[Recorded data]

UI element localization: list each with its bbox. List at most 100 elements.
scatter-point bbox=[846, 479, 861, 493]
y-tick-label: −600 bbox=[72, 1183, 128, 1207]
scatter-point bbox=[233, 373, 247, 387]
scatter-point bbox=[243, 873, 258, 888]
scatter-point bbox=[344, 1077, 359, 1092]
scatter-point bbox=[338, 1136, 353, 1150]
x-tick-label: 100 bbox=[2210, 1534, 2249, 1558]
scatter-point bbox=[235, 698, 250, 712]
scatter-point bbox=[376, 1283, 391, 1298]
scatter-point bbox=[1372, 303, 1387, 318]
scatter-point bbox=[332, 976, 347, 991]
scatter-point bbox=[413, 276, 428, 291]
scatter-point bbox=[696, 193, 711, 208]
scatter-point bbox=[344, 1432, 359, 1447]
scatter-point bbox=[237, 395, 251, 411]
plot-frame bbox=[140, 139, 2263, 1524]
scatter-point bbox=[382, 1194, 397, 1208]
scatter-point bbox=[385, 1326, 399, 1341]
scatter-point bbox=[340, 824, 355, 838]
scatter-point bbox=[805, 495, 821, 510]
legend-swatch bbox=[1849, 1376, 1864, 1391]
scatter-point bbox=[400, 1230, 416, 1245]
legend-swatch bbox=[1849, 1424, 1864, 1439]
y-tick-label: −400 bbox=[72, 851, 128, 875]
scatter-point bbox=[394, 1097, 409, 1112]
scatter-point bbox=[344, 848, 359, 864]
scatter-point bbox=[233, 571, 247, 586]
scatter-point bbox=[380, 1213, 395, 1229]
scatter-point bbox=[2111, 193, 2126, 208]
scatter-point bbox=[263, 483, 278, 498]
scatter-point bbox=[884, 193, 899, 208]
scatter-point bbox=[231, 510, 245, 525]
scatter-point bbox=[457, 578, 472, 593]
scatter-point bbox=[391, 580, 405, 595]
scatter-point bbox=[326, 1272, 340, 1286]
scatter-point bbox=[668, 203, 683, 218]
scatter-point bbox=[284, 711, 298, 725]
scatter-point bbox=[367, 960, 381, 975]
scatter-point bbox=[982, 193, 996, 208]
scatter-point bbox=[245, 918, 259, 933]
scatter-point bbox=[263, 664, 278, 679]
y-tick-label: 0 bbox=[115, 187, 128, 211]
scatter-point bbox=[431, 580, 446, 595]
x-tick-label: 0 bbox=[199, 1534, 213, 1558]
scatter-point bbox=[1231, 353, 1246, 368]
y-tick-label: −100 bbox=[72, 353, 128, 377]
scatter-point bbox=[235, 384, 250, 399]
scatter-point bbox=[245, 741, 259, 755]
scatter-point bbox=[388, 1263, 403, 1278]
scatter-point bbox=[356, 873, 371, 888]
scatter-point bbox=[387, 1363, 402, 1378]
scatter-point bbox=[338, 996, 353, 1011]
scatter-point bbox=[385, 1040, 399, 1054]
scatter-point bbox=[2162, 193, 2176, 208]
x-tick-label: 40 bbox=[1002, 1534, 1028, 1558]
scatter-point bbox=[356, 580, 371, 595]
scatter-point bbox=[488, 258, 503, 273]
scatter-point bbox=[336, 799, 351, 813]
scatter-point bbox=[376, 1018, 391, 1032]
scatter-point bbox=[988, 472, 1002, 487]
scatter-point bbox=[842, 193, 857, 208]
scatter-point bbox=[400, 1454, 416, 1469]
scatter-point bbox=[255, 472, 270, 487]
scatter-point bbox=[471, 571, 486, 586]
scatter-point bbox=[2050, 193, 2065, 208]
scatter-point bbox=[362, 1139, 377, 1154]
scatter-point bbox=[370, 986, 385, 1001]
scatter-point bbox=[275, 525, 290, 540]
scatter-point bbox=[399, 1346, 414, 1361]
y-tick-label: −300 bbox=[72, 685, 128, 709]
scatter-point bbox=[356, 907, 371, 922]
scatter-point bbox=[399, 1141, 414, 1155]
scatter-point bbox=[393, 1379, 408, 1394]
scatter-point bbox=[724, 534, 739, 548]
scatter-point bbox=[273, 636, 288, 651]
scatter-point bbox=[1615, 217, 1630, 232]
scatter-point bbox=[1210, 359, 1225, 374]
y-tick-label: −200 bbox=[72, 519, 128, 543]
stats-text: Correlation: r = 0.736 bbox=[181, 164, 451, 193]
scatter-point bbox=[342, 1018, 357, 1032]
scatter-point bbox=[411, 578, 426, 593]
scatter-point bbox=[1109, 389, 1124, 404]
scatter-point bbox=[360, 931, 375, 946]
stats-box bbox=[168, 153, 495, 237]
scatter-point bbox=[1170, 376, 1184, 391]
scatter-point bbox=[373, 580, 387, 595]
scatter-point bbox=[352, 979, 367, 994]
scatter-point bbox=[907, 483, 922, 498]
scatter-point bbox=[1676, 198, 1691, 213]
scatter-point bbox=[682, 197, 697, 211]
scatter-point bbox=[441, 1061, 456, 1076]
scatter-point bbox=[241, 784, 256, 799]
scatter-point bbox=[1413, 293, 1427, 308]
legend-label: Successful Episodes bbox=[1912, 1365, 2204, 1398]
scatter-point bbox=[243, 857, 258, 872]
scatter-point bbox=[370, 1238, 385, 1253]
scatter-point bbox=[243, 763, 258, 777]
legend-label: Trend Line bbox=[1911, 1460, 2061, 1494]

Exercise task:
Write out every line of the data above without changing anything.

Correct answer:
UI element localization: list each with its bbox. List at most 100 elements.
scatter-point bbox=[846, 479, 861, 493]
y-tick-label: −600 bbox=[72, 1183, 128, 1207]
scatter-point bbox=[233, 373, 247, 387]
scatter-point bbox=[243, 873, 258, 888]
scatter-point bbox=[344, 1077, 359, 1092]
scatter-point bbox=[338, 1136, 353, 1150]
x-tick-label: 100 bbox=[2210, 1534, 2249, 1558]
scatter-point bbox=[235, 698, 250, 712]
scatter-point bbox=[376, 1283, 391, 1298]
scatter-point bbox=[1372, 303, 1387, 318]
scatter-point bbox=[332, 976, 347, 991]
scatter-point bbox=[413, 276, 428, 291]
scatter-point bbox=[696, 193, 711, 208]
scatter-point bbox=[344, 1432, 359, 1447]
scatter-point bbox=[237, 395, 251, 411]
plot-frame bbox=[140, 139, 2263, 1524]
scatter-point bbox=[382, 1194, 397, 1208]
scatter-point bbox=[385, 1326, 399, 1341]
scatter-point bbox=[340, 824, 355, 838]
scatter-point bbox=[805, 495, 821, 510]
legend-swatch bbox=[1849, 1376, 1864, 1391]
scatter-point bbox=[400, 1230, 416, 1245]
legend-swatch bbox=[1849, 1424, 1864, 1439]
y-tick-label: −400 bbox=[72, 851, 128, 875]
scatter-point bbox=[394, 1097, 409, 1112]
scatter-point bbox=[344, 848, 359, 864]
scatter-point bbox=[233, 571, 247, 586]
scatter-point bbox=[380, 1213, 395, 1229]
scatter-point bbox=[2111, 193, 2126, 208]
scatter-point bbox=[263, 483, 278, 498]
scatter-point bbox=[884, 193, 899, 208]
scatter-point bbox=[231, 510, 245, 525]
scatter-point bbox=[457, 578, 472, 593]
scatter-point bbox=[391, 580, 405, 595]
scatter-point bbox=[326, 1272, 340, 1286]
scatter-point bbox=[668, 203, 683, 218]
scatter-point bbox=[284, 711, 298, 725]
scatter-point bbox=[367, 960, 381, 975]
scatter-point bbox=[982, 193, 996, 208]
scatter-point bbox=[245, 918, 259, 933]
scatter-point bbox=[263, 664, 278, 679]
y-tick-label: 0 bbox=[115, 187, 128, 211]
scatter-point bbox=[431, 580, 446, 595]
x-tick-label: 0 bbox=[199, 1534, 213, 1558]
scatter-point bbox=[1231, 353, 1246, 368]
y-tick-label: −100 bbox=[72, 353, 128, 377]
scatter-point bbox=[235, 384, 250, 399]
scatter-point bbox=[245, 741, 259, 755]
scatter-point bbox=[388, 1263, 403, 1278]
scatter-point bbox=[356, 873, 371, 888]
scatter-point bbox=[387, 1363, 402, 1378]
scatter-point bbox=[338, 996, 353, 1011]
scatter-point bbox=[385, 1040, 399, 1054]
scatter-point bbox=[2162, 193, 2176, 208]
x-tick-label: 40 bbox=[1002, 1534, 1028, 1558]
scatter-point bbox=[356, 580, 371, 595]
scatter-point bbox=[488, 258, 503, 273]
scatter-point bbox=[336, 799, 351, 813]
scatter-point bbox=[376, 1018, 391, 1032]
scatter-point bbox=[988, 472, 1002, 487]
scatter-point bbox=[842, 193, 857, 208]
scatter-point bbox=[400, 1454, 416, 1469]
scatter-point bbox=[255, 472, 270, 487]
scatter-point bbox=[471, 571, 486, 586]
scatter-point bbox=[2050, 193, 2065, 208]
scatter-point bbox=[362, 1139, 377, 1154]
scatter-point bbox=[370, 986, 385, 1001]
scatter-point bbox=[275, 525, 290, 540]
scatter-point bbox=[399, 1346, 414, 1361]
y-tick-label: −300 bbox=[72, 685, 128, 709]
scatter-point bbox=[356, 907, 371, 922]
scatter-point bbox=[399, 1141, 414, 1155]
scatter-point bbox=[393, 1379, 408, 1394]
scatter-point bbox=[724, 534, 739, 548]
scatter-point bbox=[273, 636, 288, 651]
scatter-point bbox=[1615, 217, 1630, 232]
scatter-point bbox=[1210, 359, 1225, 374]
y-tick-label: −200 bbox=[72, 519, 128, 543]
stats-text: Correlation: r = 0.736 bbox=[181, 164, 451, 193]
scatter-point bbox=[342, 1018, 357, 1032]
scatter-point bbox=[411, 578, 426, 593]
scatter-point bbox=[1109, 389, 1124, 404]
scatter-point bbox=[360, 931, 375, 946]
stats-box bbox=[168, 153, 495, 237]
scatter-point bbox=[1170, 376, 1184, 391]
scatter-point bbox=[373, 580, 387, 595]
scatter-point bbox=[352, 979, 367, 994]
scatter-point bbox=[907, 483, 922, 498]
scatter-point bbox=[1676, 198, 1691, 213]
scatter-point bbox=[682, 197, 697, 211]
scatter-point bbox=[441, 1061, 456, 1076]
scatter-point bbox=[241, 784, 256, 799]
scatter-point bbox=[1413, 293, 1427, 308]
legend-label: Successful Episodes bbox=[1912, 1365, 2204, 1398]
scatter-point bbox=[243, 857, 258, 872]
scatter-point bbox=[370, 1238, 385, 1253]
scatter-point bbox=[243, 763, 258, 777]
legend-label: Trend Line bbox=[1911, 1460, 2061, 1494]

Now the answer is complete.